[start of Entries shown]

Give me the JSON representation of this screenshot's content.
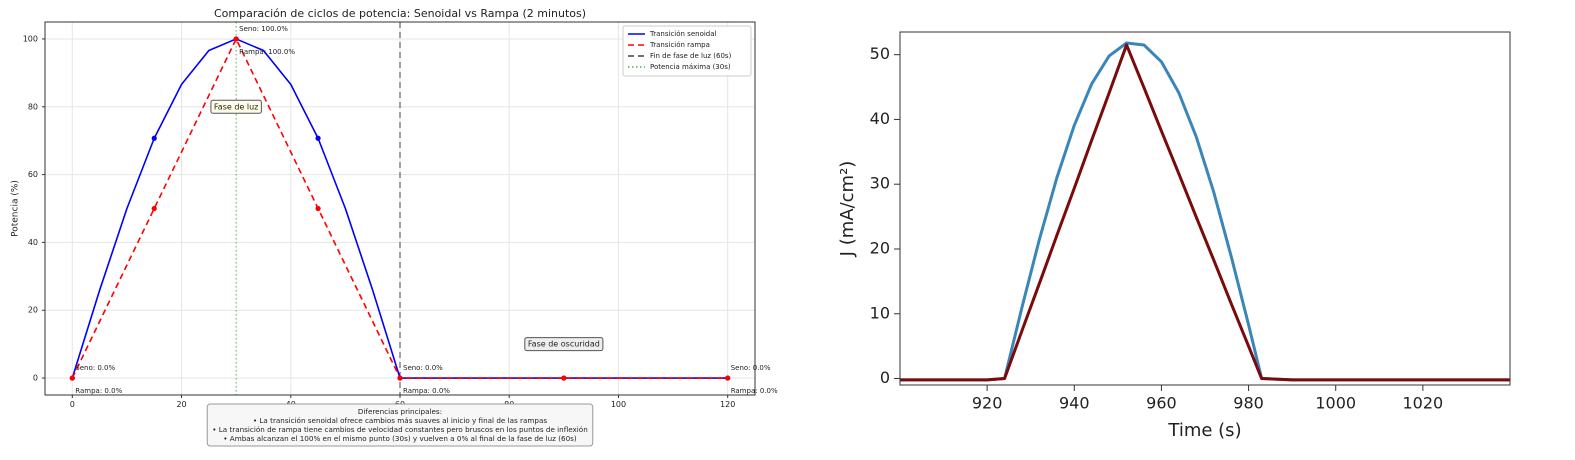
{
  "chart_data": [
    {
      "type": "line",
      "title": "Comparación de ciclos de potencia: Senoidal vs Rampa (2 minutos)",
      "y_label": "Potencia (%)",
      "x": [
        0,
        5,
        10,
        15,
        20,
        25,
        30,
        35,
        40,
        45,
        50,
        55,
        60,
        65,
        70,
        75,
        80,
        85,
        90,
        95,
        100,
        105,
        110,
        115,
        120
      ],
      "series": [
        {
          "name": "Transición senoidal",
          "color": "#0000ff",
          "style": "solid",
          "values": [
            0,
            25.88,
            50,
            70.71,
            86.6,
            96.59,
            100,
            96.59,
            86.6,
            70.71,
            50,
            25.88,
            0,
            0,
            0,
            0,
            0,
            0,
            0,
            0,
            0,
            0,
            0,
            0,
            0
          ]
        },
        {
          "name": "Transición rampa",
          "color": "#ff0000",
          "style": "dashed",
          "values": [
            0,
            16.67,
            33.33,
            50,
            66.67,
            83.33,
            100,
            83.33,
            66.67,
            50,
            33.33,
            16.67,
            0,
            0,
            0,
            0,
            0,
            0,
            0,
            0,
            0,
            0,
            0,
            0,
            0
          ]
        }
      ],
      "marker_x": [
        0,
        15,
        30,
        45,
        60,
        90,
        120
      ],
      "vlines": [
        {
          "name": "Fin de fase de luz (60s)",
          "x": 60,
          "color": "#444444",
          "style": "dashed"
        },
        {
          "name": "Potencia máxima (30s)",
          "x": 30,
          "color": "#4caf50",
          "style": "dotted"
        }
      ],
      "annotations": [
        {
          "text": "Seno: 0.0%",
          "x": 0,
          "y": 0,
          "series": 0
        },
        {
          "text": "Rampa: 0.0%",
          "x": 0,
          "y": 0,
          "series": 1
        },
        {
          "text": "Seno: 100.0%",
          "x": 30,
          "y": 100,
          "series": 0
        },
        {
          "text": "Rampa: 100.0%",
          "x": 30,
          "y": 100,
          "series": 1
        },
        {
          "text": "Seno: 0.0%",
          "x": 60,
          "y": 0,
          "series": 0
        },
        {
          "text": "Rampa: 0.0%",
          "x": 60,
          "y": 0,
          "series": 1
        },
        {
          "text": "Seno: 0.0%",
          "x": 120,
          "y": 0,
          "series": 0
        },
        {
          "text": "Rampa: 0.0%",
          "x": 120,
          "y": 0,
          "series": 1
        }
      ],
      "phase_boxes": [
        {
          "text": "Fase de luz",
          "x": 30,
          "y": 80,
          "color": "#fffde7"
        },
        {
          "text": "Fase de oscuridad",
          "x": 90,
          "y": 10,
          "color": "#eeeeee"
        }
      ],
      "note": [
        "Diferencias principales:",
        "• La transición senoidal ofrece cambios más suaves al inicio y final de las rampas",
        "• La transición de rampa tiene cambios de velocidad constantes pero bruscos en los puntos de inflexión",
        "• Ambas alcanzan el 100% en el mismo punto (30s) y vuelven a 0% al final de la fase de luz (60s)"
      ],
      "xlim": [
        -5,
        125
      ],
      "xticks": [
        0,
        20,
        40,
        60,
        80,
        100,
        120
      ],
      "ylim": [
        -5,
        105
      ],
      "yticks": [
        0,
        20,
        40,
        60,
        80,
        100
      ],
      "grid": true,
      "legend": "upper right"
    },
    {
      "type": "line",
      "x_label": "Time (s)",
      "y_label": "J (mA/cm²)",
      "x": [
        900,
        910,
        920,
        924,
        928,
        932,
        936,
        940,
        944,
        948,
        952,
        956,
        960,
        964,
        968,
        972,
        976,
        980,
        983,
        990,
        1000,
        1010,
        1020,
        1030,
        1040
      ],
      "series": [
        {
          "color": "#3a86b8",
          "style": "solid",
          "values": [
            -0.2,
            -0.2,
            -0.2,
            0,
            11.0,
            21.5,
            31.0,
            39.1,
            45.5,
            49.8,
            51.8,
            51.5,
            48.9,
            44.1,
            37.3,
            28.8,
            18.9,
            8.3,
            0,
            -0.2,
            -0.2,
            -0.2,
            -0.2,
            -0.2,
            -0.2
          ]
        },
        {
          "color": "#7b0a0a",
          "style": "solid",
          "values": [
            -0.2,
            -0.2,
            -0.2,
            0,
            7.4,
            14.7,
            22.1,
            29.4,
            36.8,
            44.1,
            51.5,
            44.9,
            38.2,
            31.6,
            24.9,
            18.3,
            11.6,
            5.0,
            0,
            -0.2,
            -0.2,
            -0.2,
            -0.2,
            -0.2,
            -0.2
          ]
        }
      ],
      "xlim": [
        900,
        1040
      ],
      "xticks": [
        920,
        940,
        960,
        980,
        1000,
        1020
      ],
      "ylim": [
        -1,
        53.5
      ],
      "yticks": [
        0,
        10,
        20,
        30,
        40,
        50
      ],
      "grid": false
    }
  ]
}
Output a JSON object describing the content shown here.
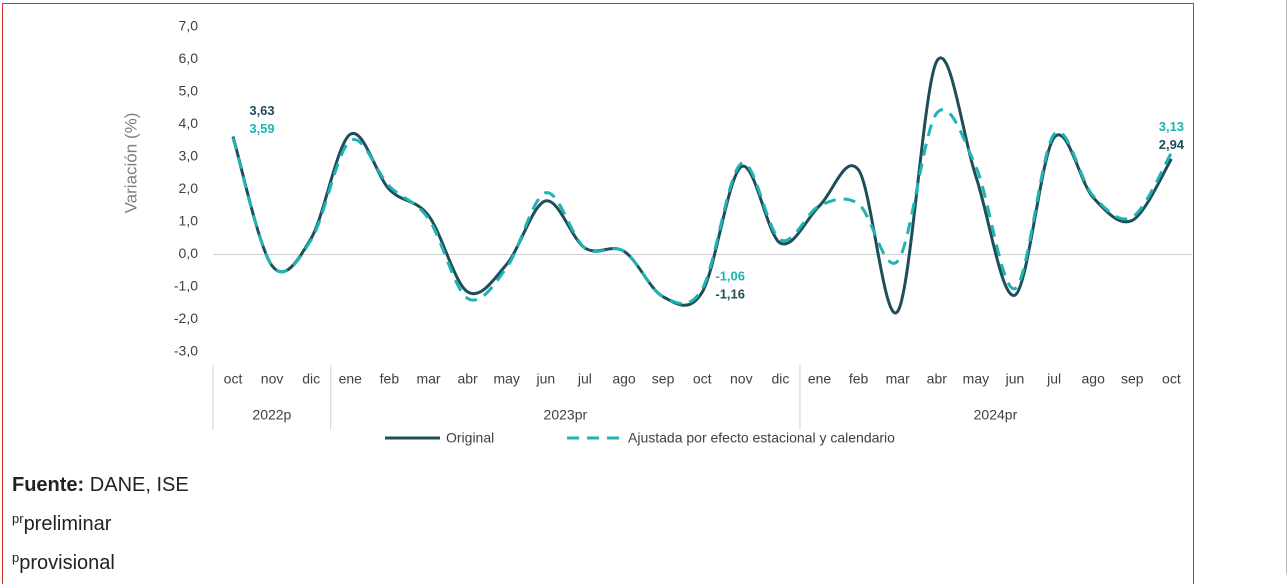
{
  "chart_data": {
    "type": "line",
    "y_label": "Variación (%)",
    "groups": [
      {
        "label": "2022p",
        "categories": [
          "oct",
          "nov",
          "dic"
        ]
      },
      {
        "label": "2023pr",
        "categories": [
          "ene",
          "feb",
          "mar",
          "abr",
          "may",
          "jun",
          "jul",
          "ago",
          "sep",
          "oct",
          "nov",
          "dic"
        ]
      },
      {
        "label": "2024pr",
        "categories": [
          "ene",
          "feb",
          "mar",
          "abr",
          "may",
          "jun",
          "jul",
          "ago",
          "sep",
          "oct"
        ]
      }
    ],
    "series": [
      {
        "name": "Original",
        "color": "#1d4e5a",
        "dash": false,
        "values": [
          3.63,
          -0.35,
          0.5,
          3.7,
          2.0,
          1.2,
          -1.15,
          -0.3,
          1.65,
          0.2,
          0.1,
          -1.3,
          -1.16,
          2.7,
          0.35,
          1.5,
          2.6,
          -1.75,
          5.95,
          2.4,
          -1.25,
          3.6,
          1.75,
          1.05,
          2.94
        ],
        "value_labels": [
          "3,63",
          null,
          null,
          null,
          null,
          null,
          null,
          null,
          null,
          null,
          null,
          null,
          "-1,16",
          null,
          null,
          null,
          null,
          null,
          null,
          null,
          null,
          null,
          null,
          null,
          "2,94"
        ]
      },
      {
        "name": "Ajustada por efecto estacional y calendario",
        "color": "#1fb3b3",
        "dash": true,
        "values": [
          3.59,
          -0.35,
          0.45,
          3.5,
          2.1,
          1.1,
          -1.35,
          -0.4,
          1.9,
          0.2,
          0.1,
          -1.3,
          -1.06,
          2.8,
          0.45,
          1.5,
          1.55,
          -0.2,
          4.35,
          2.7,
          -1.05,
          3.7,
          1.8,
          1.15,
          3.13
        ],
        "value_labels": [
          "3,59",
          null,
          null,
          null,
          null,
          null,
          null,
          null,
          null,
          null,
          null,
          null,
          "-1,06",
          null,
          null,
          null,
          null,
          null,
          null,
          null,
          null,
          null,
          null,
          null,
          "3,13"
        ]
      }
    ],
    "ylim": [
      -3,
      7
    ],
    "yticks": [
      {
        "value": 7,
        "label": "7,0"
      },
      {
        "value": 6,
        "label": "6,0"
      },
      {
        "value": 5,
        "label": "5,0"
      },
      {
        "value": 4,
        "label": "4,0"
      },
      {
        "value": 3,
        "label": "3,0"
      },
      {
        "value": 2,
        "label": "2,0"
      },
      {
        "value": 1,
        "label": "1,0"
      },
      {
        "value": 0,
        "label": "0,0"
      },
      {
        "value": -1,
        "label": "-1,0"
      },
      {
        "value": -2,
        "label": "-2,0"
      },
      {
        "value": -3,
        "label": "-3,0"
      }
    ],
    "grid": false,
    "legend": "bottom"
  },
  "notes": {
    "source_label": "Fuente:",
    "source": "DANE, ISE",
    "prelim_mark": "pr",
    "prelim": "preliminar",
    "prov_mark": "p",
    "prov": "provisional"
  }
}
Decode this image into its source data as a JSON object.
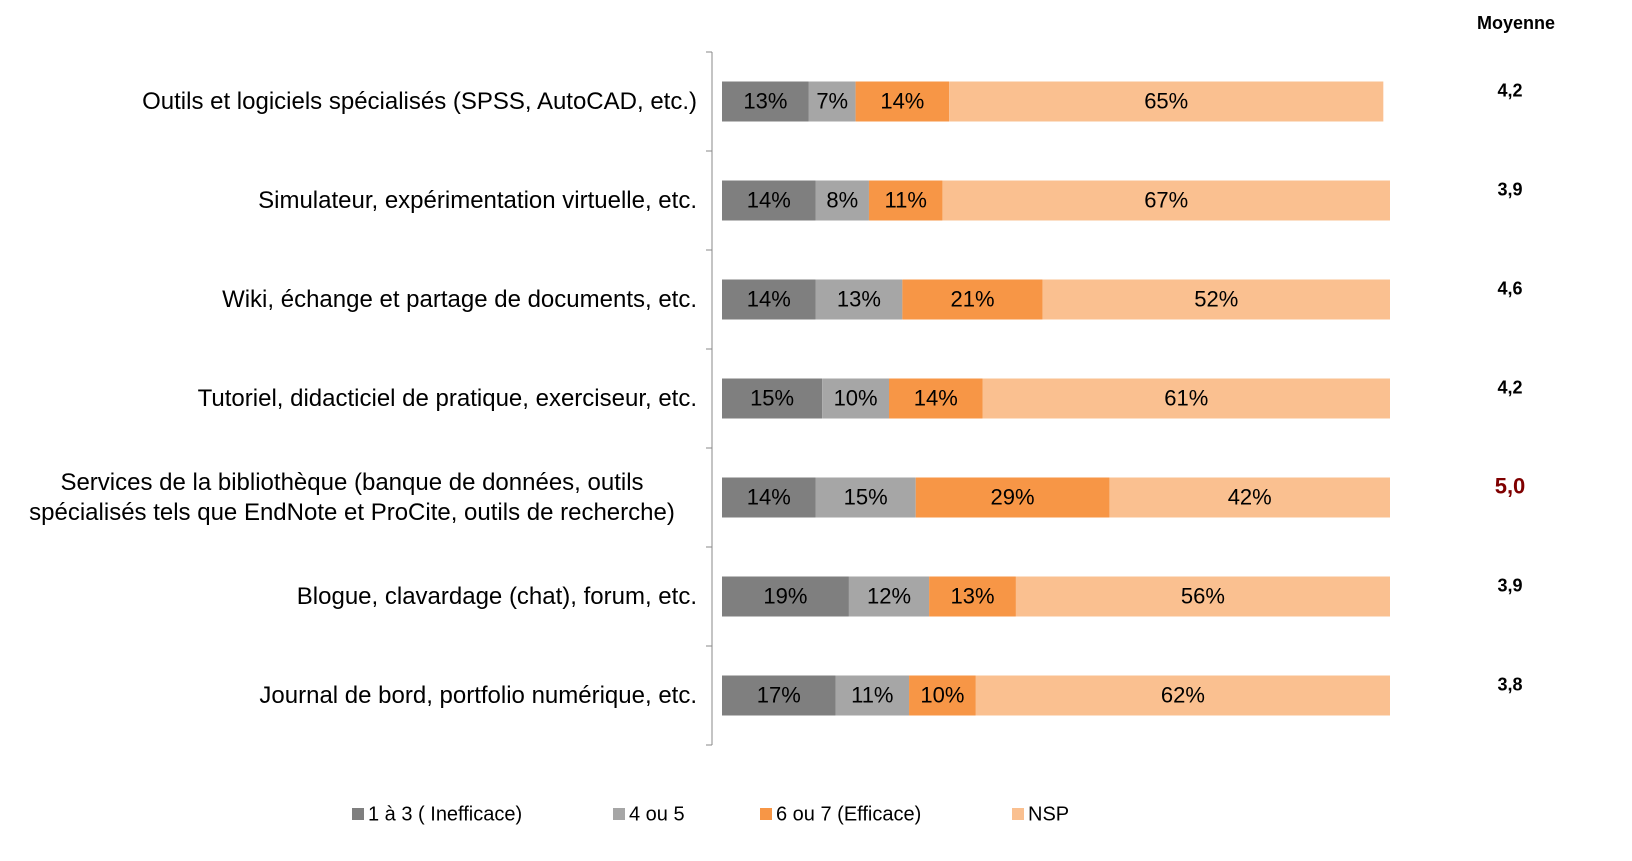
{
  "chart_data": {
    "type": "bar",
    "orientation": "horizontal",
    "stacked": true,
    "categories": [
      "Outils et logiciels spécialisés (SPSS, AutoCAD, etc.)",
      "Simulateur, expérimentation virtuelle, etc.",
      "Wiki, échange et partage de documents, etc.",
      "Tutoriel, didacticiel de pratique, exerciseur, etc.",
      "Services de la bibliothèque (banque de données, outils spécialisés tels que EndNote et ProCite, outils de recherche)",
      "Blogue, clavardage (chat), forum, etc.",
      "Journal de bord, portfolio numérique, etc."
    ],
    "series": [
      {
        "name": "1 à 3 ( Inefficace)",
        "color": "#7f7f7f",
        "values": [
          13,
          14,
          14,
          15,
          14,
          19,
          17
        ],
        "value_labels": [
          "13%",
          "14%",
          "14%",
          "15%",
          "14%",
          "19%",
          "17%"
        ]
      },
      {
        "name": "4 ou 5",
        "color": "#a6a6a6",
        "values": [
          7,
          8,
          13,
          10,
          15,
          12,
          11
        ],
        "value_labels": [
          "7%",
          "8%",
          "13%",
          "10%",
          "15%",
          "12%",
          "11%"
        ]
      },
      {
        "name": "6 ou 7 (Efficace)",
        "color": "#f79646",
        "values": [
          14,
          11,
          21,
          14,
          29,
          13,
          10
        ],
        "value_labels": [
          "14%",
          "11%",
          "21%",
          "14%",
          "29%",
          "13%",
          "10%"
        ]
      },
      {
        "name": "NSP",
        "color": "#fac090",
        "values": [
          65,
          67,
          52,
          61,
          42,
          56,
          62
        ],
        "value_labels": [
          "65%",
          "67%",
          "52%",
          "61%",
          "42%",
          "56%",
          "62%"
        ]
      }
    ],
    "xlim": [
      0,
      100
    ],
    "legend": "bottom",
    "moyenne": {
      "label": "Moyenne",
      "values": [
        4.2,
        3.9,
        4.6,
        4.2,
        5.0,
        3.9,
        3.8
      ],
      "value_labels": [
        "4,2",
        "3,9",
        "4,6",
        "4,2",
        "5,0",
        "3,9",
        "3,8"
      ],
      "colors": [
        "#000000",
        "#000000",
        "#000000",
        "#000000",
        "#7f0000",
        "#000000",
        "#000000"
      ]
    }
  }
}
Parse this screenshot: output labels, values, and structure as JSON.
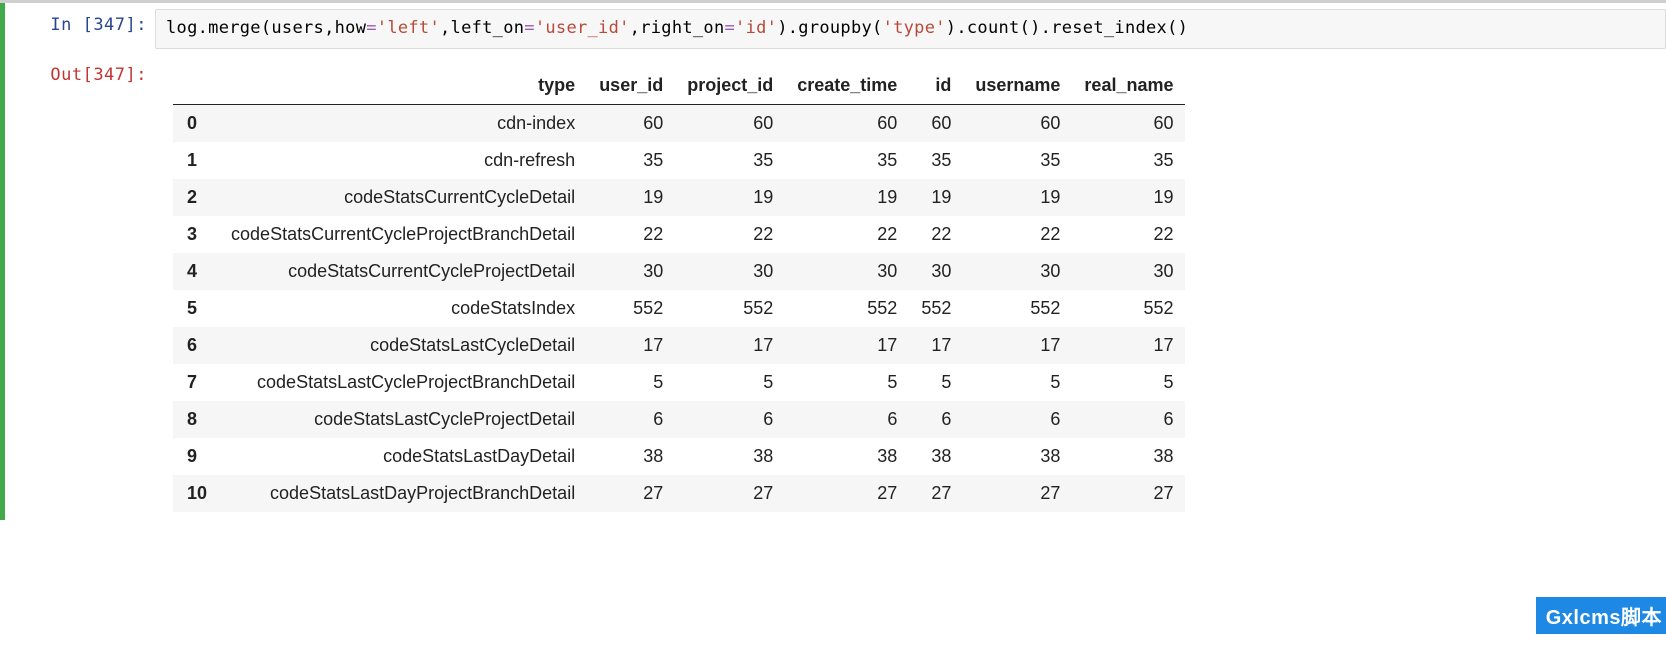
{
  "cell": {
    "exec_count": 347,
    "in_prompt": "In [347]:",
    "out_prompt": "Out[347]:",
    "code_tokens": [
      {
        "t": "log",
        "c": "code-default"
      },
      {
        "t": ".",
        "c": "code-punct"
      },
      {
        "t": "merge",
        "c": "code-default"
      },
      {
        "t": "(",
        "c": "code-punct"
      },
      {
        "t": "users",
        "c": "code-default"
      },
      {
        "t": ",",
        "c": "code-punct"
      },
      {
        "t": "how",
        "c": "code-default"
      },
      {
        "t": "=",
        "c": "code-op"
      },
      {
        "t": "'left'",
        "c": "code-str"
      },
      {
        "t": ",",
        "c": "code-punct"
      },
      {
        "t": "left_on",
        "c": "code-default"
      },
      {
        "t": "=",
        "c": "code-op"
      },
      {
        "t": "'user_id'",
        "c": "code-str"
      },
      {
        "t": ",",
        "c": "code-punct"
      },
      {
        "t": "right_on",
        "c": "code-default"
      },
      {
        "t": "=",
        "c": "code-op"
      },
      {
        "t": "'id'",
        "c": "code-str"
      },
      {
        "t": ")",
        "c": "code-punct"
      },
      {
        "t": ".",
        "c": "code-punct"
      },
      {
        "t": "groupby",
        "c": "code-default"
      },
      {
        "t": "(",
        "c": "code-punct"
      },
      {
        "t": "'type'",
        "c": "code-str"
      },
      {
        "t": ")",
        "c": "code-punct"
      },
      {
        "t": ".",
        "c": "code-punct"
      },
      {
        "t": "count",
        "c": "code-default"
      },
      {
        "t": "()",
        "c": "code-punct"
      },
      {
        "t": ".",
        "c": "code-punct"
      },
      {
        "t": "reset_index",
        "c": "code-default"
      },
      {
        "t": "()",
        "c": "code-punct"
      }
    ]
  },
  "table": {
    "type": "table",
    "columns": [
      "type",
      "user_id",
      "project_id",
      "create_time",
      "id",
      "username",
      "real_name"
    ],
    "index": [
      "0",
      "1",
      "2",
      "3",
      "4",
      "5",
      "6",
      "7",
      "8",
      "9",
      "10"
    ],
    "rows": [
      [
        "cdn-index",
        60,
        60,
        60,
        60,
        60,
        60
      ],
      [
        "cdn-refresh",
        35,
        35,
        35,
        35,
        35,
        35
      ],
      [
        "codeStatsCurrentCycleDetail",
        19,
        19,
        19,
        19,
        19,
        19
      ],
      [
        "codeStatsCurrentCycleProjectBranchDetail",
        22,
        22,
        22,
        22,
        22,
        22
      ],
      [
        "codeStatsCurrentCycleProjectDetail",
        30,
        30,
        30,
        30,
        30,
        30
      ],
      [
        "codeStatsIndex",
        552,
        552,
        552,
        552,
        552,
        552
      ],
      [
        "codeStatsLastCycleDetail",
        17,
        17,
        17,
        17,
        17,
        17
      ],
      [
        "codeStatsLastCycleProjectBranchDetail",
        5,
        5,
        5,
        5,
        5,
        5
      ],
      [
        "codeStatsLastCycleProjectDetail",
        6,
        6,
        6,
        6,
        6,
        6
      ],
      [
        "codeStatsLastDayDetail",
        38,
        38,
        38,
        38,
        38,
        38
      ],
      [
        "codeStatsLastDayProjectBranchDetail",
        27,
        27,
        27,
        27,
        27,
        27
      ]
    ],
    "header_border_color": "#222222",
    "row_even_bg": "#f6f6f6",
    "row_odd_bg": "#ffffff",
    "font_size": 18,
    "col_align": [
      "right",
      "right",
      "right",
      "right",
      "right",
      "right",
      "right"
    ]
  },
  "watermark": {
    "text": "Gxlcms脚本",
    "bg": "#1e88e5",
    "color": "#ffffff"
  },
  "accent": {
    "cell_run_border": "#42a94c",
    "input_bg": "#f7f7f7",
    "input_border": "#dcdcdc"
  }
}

[end of Entries shown]

• **What the exercise asks**:
From the records above, pick out and copy each line holding the word "content".

• **Written solution**:
Give me the JSON representation of this screenshot's content.
Output a JSON object describing the content shown here.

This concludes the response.